▶ **EXERCISE PROMPT**: Output the full listing below exactly as it reads, and skip anything that is a picture.

▶ **RECORD LIST**:
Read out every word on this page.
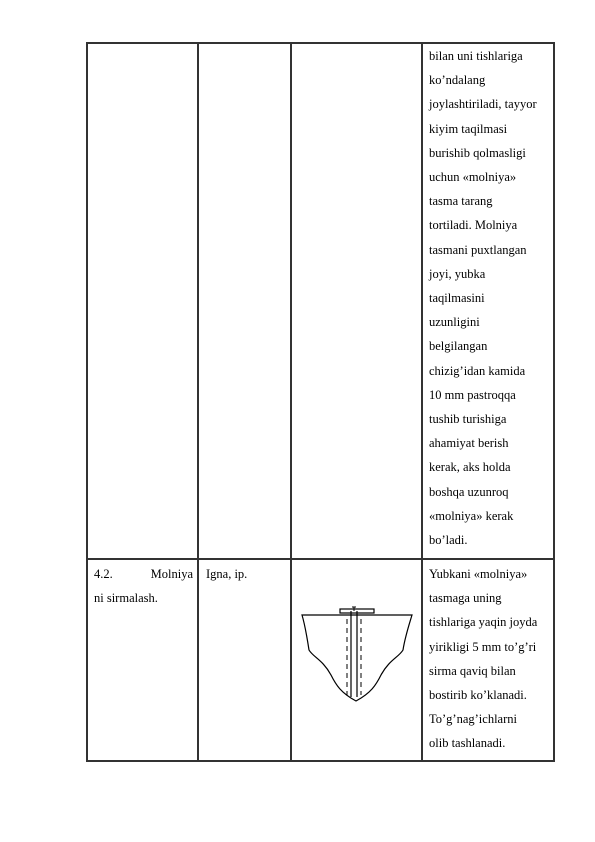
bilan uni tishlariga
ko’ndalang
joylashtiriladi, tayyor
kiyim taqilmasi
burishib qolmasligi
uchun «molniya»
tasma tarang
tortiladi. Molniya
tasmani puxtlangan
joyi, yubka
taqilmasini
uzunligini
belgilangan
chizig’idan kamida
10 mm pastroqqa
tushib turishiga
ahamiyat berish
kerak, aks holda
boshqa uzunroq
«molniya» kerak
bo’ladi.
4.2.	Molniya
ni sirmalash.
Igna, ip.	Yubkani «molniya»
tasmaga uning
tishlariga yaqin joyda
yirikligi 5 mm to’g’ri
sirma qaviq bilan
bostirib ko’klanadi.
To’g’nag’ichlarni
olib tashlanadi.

▶ **RESULT BELOW**:
Read out every word on this page.
bilan uni tishlariga
ko’ndalang
joylashtiriladi, tayyor
kiyim taqilmasi
burishib qolmasligi
uchun «molniya»
tasma tarang
tortiladi. Molniya
tasmani puxtlangan
joyi, yubka
taqilmasini
uzunligini
belgilangan
chizig’idan kamida
10 mm pastroqqa
tushib turishiga
ahamiyat berish
kerak, aks holda
boshqa uzunroq
«molniya» kerak
bo’ladi.
4.2.	Molniya
ni sirmalash.
Igna, ip.	Yubkani «molniya»
tasmaga uning
tishlariga yaqin joyda
yirikligi 5 mm to’g’ri
sirma qaviq bilan
bostirib ko’klanadi.
To’g’nag’ichlarni
olib tashlanadi.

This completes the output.